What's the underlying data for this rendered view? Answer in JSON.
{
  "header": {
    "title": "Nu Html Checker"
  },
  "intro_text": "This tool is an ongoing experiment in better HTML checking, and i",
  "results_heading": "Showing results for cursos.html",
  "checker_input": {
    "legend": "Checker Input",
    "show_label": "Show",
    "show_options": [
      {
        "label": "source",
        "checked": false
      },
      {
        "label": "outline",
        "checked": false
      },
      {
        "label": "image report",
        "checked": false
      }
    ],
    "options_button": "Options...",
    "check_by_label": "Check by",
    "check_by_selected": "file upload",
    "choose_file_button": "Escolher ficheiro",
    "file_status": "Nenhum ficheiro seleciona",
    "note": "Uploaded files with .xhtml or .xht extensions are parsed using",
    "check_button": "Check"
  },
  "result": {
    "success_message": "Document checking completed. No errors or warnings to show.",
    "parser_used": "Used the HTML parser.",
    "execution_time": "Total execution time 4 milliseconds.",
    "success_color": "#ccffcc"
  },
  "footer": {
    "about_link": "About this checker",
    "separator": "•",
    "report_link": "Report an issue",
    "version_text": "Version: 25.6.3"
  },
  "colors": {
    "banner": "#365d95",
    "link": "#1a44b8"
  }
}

════════

* What this task involves *
Write the data back out verbatim.

* Exercise response *
What's the underlying data for this rendered view? Answer in JSON.
{
  "header": {
    "title": "Nu Html Checker"
  },
  "intro_text": "This tool is an ongoing experiment in better HTML checking, and i",
  "results_heading": "Showing results for cursos.html",
  "checker_input": {
    "legend": "Checker Input",
    "show_label": "Show",
    "show_options": [
      {
        "label": "source",
        "checked": false
      },
      {
        "label": "outline",
        "checked": false
      },
      {
        "label": "image report",
        "checked": false
      }
    ],
    "options_button": "Options...",
    "check_by_label": "Check by",
    "check_by_selected": "file upload",
    "choose_file_button": "Escolher ficheiro",
    "file_status": "Nenhum ficheiro seleciona",
    "note": "Uploaded files with .xhtml or .xht extensions are parsed using",
    "check_button": "Check"
  },
  "result": {
    "success_message": "Document checking completed. No errors or warnings to show.",
    "parser_used": "Used the HTML parser.",
    "execution_time": "Total execution time 4 milliseconds.",
    "success_color": "#ccffcc"
  },
  "footer": {
    "about_link": "About this checker",
    "separator": "•",
    "report_link": "Report an issue",
    "version_text": "Version: 25.6.3"
  },
  "colors": {
    "banner": "#365d95",
    "link": "#1a44b8"
  }
}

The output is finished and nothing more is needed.